• _WHAT THE TASK ASKS_
Reproduce all entries word for word.

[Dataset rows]
= = = =

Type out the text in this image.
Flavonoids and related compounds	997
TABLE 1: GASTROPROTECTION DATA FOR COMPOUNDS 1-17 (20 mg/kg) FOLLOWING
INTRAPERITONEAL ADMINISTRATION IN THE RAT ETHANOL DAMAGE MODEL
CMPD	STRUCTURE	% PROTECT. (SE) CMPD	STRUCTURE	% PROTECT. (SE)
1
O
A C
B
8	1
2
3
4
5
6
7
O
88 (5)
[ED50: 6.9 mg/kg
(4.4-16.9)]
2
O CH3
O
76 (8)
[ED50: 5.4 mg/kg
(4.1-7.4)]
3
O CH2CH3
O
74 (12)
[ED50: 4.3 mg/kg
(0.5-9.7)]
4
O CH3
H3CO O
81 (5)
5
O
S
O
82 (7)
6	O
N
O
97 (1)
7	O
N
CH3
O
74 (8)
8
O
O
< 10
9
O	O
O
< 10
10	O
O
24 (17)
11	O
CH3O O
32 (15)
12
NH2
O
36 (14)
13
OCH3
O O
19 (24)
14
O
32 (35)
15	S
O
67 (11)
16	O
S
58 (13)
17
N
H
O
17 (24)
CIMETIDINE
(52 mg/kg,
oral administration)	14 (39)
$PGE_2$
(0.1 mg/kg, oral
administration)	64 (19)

= = = =

• _REPLY_
Type out the text in this image.
Flavonoids and related compounds	997
TABLE 1: GASTROPROTECTION DATA FOR COMPOUNDS 1-17 (20 mg/kg) FOLLOWING
INTRAPERITONEAL ADMINISTRATION IN THE RAT ETHANOL DAMAGE MODEL
CMPD	STRUCTURE	% PROTECT. (SE) CMPD	STRUCTURE	% PROTECT. (SE)
1
O
A C
B
8	1
2
3
4
5
6
7
O
88 (5)
[ED50: 6.9 mg/kg
(4.4-16.9)]
2
O CH3
O
76 (8)
[ED50: 5.4 mg/kg
(4.1-7.4)]
3
O CH2CH3
O
74 (12)
[ED50: 4.3 mg/kg
(0.5-9.7)]
4
O CH3
H3CO O
81 (5)
5
O
S
O
82 (7)
6	O
N
O
97 (1)
7	O
N
CH3
O
74 (8)
8
O
O
< 10
9
O	O
O
< 10
10	O
O
24 (17)
11	O
CH3O O
32 (15)
12
NH2
O
36 (14)
13
OCH3
O O
19 (24)
14
O
32 (35)
15	S
O
67 (11)
16	O
S
58 (13)
17
N
H
O
17 (24)
CIMETIDINE
(52 mg/kg,
oral administration)	14 (39)
$PGE_2$
(0.1 mg/kg, oral
administration)	64 (19)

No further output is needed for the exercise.